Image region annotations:
# # # #
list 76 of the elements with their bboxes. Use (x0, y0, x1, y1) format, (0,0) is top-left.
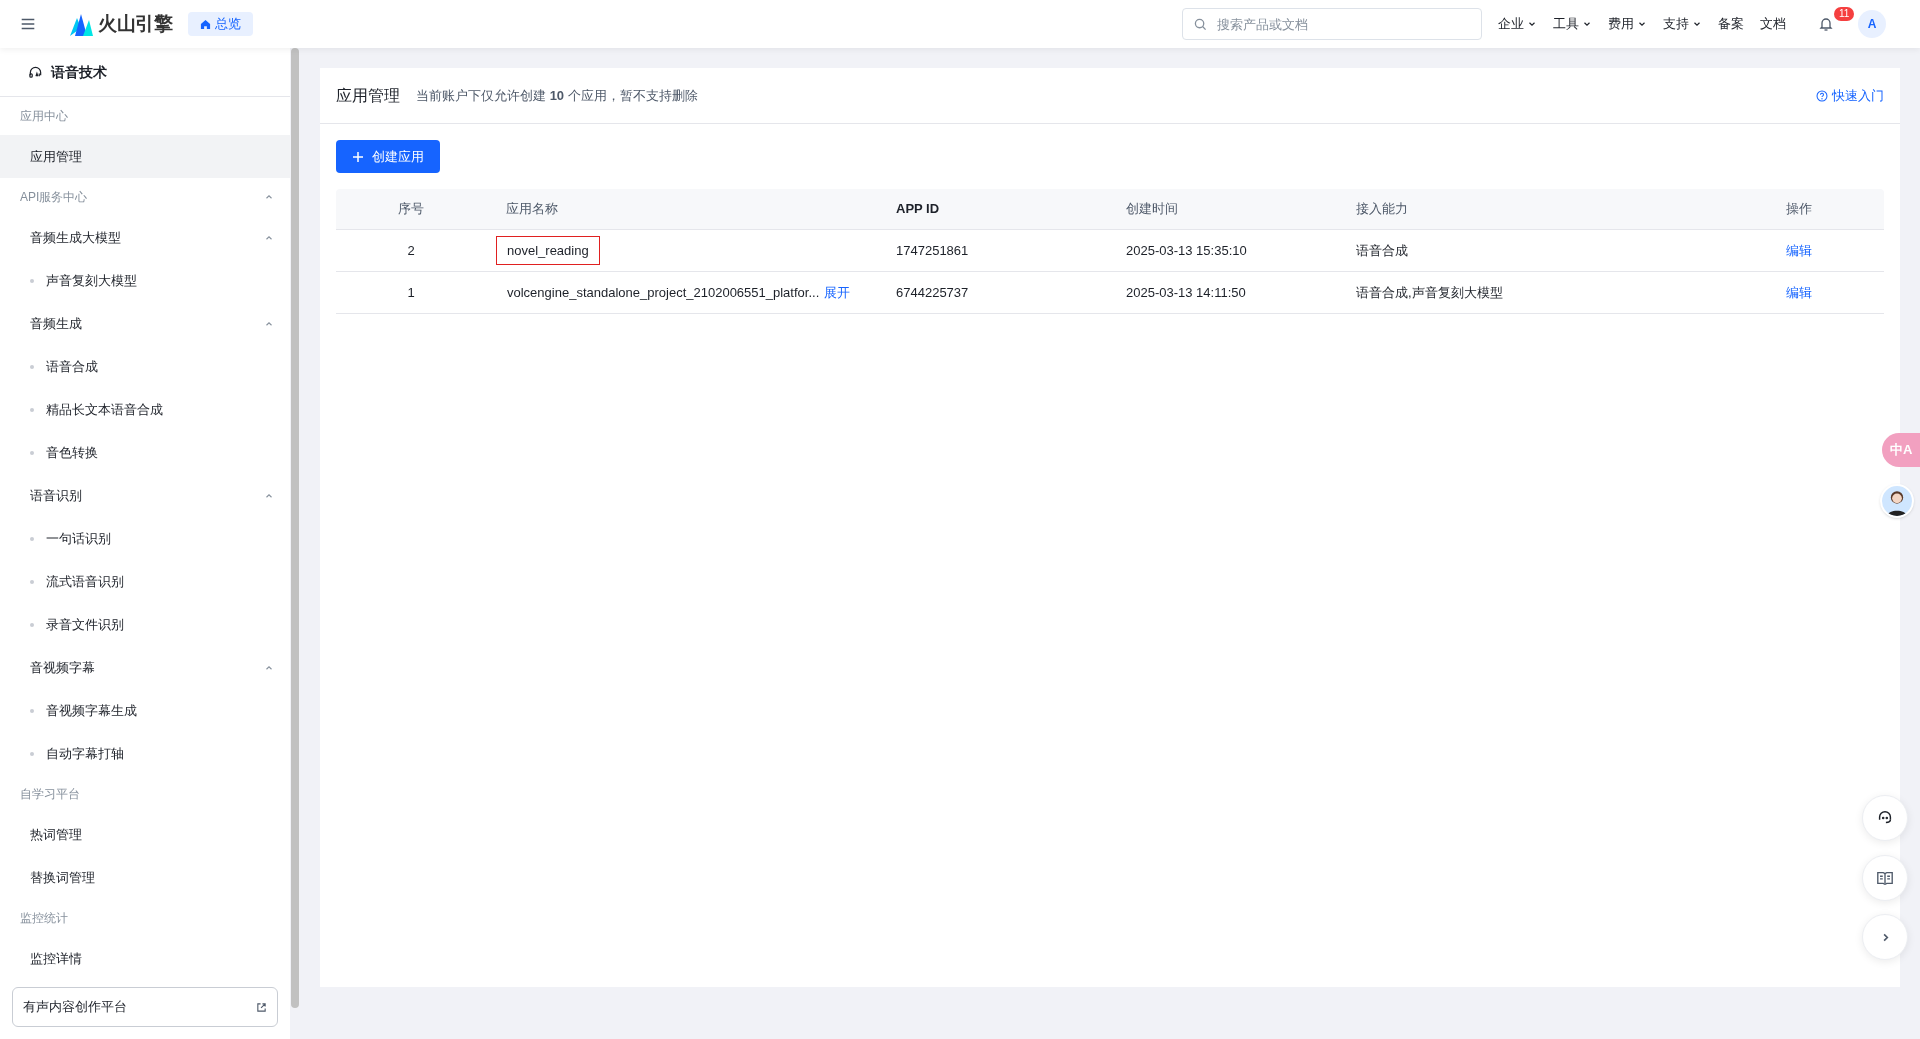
home-icon (200, 18, 212, 30)
brand-name: 火山引擎 (98, 11, 173, 36)
scrollbar[interactable] (291, 48, 299, 1008)
bullet-icon (30, 278, 34, 283)
section-label: API服务中心 (20, 189, 88, 206)
sidebar-title: 语音技术 (51, 62, 107, 82)
table-cell-text: 语音合成,声音复刻大模型 (1355, 283, 1504, 302)
notice-text: 当前账户下仅允许创建 10 个应用，暂不支持删除 (416, 86, 698, 105)
plus-icon (352, 150, 364, 163)
table-cell-text: 2 (406, 241, 416, 260)
table-cell-text: 1747251861 (895, 241, 970, 260)
table-cell-text: 2025-03-13 14:11:50 (1125, 283, 1247, 302)
user-avatar[interactable]: A (1858, 10, 1886, 38)
page-title: 应用管理 (336, 85, 400, 106)
help-icon (1816, 89, 1828, 102)
bullet-icon (30, 536, 34, 541)
quick-start-link[interactable]: 快速入门 (1816, 85, 1884, 106)
sidebar-item[interactable]: 监控详情 (0, 937, 290, 980)
sidebar-item[interactable]: 音色转换 (0, 431, 290, 474)
bullet-icon (30, 364, 34, 369)
column-header: 接入能力 (1355, 200, 1409, 219)
sidebar-item[interactable]: 替换词管理 (0, 856, 290, 899)
sidebar-item[interactable]: 自动字幕打轴 (0, 732, 290, 775)
column-header: 序号 (397, 200, 425, 219)
column-header: 创建时间 (1125, 200, 1179, 219)
bullet-icon (30, 751, 34, 756)
sidebar-item[interactable]: 流式语音识别 (0, 560, 290, 603)
notification-count: 11 (1834, 7, 1855, 21)
sidebar-item[interactable]: 语音合成 (0, 345, 290, 388)
table-cell-text: 6744225737 (895, 283, 970, 302)
bullet-icon (30, 708, 34, 713)
sidebar-item[interactable]: 音视频字幕生成 (0, 689, 290, 732)
sidebar-item[interactable]: 应用管理 (0, 135, 290, 178)
sidebar-group[interactable]: 语音识别 (0, 474, 290, 517)
table-cell-text: 语音合成 (1355, 241, 1409, 260)
search-icon (1194, 18, 1207, 31)
edit-link[interactable]: 编辑 (1786, 284, 1812, 300)
nav-menu[interactable]: 支持 (1663, 14, 1702, 34)
column-header: 操作 (1785, 200, 1813, 219)
bullet-icon (30, 622, 34, 627)
expand-link[interactable]: 展开 (824, 282, 851, 303)
section-label: 自学习平台 (20, 786, 80, 803)
sidebar-item[interactable]: 精品长文本语音合成 (0, 388, 290, 431)
create-app-button[interactable]: 创建应用 (336, 140, 440, 173)
external-link-icon (256, 1001, 267, 1013)
overview-tab[interactable]: 总览 (188, 12, 254, 36)
nav-menu[interactable]: 企业 (1498, 14, 1537, 34)
bullet-icon (30, 579, 34, 584)
sidebar-group[interactable]: 音频生成 (0, 302, 290, 345)
notification-button[interactable] (1818, 16, 1834, 32)
sidebar-item[interactable]: 热词管理 (0, 813, 290, 856)
nav-menu[interactable]: 费用 (1608, 14, 1647, 34)
edit-link[interactable]: 编辑 (1786, 242, 1812, 258)
sidebar-item[interactable]: 声音复刻大模型 (0, 259, 290, 302)
assistant-avatar[interactable] (1880, 484, 1914, 518)
table-cell-text: 2025-03-13 15:35:10 (1125, 241, 1248, 260)
bullet-icon (30, 450, 34, 455)
headset-icon (28, 64, 43, 80)
nav-menu[interactable]: 文档 (1760, 14, 1786, 34)
sidebar-item[interactable]: 一句话识别 (0, 517, 290, 560)
creation-platform-link[interactable]: 有声内容创作平台 (12, 987, 278, 1027)
sidebar-group[interactable]: 音频生成大模型 (0, 216, 290, 259)
section-label: 应用中心 (20, 108, 68, 125)
column-header: 应用名称 (505, 200, 559, 219)
search-field[interactable]: 搜索产品或文档 (1182, 8, 1482, 40)
section-label: 监控统计 (20, 910, 68, 927)
app-name: novel_reading (496, 235, 600, 266)
sidebar-item[interactable]: 录音文件识别 (0, 603, 290, 646)
bullet-icon (30, 407, 34, 412)
book-icon (1876, 869, 1894, 887)
sidebar-group[interactable]: 音视频字幕 (0, 646, 290, 689)
nav-menu[interactable]: 备案 (1718, 14, 1744, 34)
bell-icon (1818, 16, 1834, 32)
table-cell-text: 1 (406, 283, 416, 302)
column-header: APP ID (895, 200, 941, 219)
nav-menu[interactable]: 工具 (1553, 14, 1592, 34)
# # # #
= Stated goal =
Reproduce every line of the listing above verbatim, leaving out the pictures.

= Expected answer =
list 76 of the elements with their bboxes. Use (x0, y0, x1, y1) format, (0,0) is top-left.
home-icon (200, 18, 212, 30)
brand-name: 火山引擎 (98, 11, 173, 36)
scrollbar[interactable] (291, 48, 299, 1008)
bullet-icon (30, 278, 34, 283)
section-label: API服务中心 (20, 189, 88, 206)
sidebar-title: 语音技术 (51, 62, 107, 82)
table-cell-text: 语音合成,声音复刻大模型 (1355, 283, 1504, 302)
notice-text: 当前账户下仅允许创建 10 个应用，暂不支持删除 (416, 86, 698, 105)
plus-icon (352, 150, 364, 163)
table-cell-text: 2 (406, 241, 416, 260)
table-cell-text: 1747251861 (895, 241, 970, 260)
table-cell-text: 2025-03-13 14:11:50 (1125, 283, 1247, 302)
user-avatar[interactable]: A (1858, 10, 1886, 38)
page-title: 应用管理 (336, 85, 400, 106)
help-icon (1816, 89, 1828, 102)
bullet-icon (30, 536, 34, 541)
quick-start-link[interactable]: 快速入门 (1816, 85, 1884, 106)
sidebar-item[interactable]: 监控详情 (0, 937, 290, 980)
sidebar-item[interactable]: 音色转换 (0, 431, 290, 474)
bullet-icon (30, 364, 34, 369)
column-header: 接入能力 (1355, 200, 1409, 219)
sidebar-item[interactable]: 替换词管理 (0, 856, 290, 899)
sidebar-item[interactable]: 自动字幕打轴 (0, 732, 290, 775)
column-header: 序号 (397, 200, 425, 219)
column-header: 创建时间 (1125, 200, 1179, 219)
bullet-icon (30, 751, 34, 756)
sidebar-item[interactable]: 流式语音识别 (0, 560, 290, 603)
notification-count: 11 (1834, 7, 1855, 21)
sidebar-item[interactable]: 语音合成 (0, 345, 290, 388)
table-cell-text: 6744225737 (895, 283, 970, 302)
bullet-icon (30, 708, 34, 713)
sidebar-item[interactable]: 音视频字幕生成 (0, 689, 290, 732)
sidebar-item[interactable]: 应用管理 (0, 135, 290, 178)
sidebar-group[interactable]: 语音识别 (0, 474, 290, 517)
table-cell-text: 语音合成 (1355, 241, 1409, 260)
search-icon (1194, 18, 1207, 31)
edit-link[interactable]: 编辑 (1786, 284, 1812, 300)
nav-menu[interactable]: 支持 (1663, 14, 1702, 34)
column-header: 操作 (1785, 200, 1813, 219)
bullet-icon (30, 622, 34, 627)
expand-link[interactable]: 展开 (824, 282, 851, 303)
section-label: 自学习平台 (20, 786, 80, 803)
sidebar-item[interactable]: 精品长文本语音合成 (0, 388, 290, 431)
create-app-button[interactable]: 创建应用 (336, 140, 440, 173)
external-link-icon (256, 1001, 267, 1013)
overview-tab[interactable]: 总览 (188, 12, 254, 36)
nav-menu[interactable]: 企业 (1498, 14, 1537, 34)
bullet-icon (30, 579, 34, 584)
sidebar-group[interactable]: 音频生成 (0, 302, 290, 345)
notification-button[interactable] (1818, 16, 1834, 32)
sidebar-item[interactable]: 热词管理 (0, 813, 290, 856)
nav-menu[interactable]: 费用 (1608, 14, 1647, 34)
edit-link[interactable]: 编辑 (1786, 242, 1812, 258)
sidebar-item[interactable]: 声音复刻大模型 (0, 259, 290, 302)
assistant-avatar[interactable] (1880, 484, 1914, 518)
table-cell-text: 2025-03-13 15:35:10 (1125, 241, 1248, 260)
bullet-icon (30, 450, 34, 455)
headset-icon (28, 64, 43, 80)
nav-menu[interactable]: 文档 (1760, 14, 1786, 34)
sidebar-item[interactable]: 一句话识别 (0, 517, 290, 560)
creation-platform-link[interactable]: 有声内容创作平台 (12, 987, 278, 1027)
sidebar-group[interactable]: 音频生成大模型 (0, 216, 290, 259)
section-label: 应用中心 (20, 108, 68, 125)
column-header: 应用名称 (505, 200, 559, 219)
search-field[interactable]: 搜索产品或文档 (1182, 8, 1482, 40)
section-label: 监控统计 (20, 910, 68, 927)
app-name: novel_reading (496, 235, 600, 266)
sidebar-item[interactable]: 录音文件识别 (0, 603, 290, 646)
bullet-icon (30, 407, 34, 412)
book-icon (1876, 869, 1894, 887)
sidebar-group[interactable]: 音视频字幕 (0, 646, 290, 689)
nav-menu[interactable]: 备案 (1718, 14, 1744, 34)
bell-icon (1818, 16, 1834, 32)
table-cell-text: 1 (406, 283, 416, 302)
column-header: APP ID (895, 200, 941, 219)
nav-menu[interactable]: 工具 (1553, 14, 1592, 34)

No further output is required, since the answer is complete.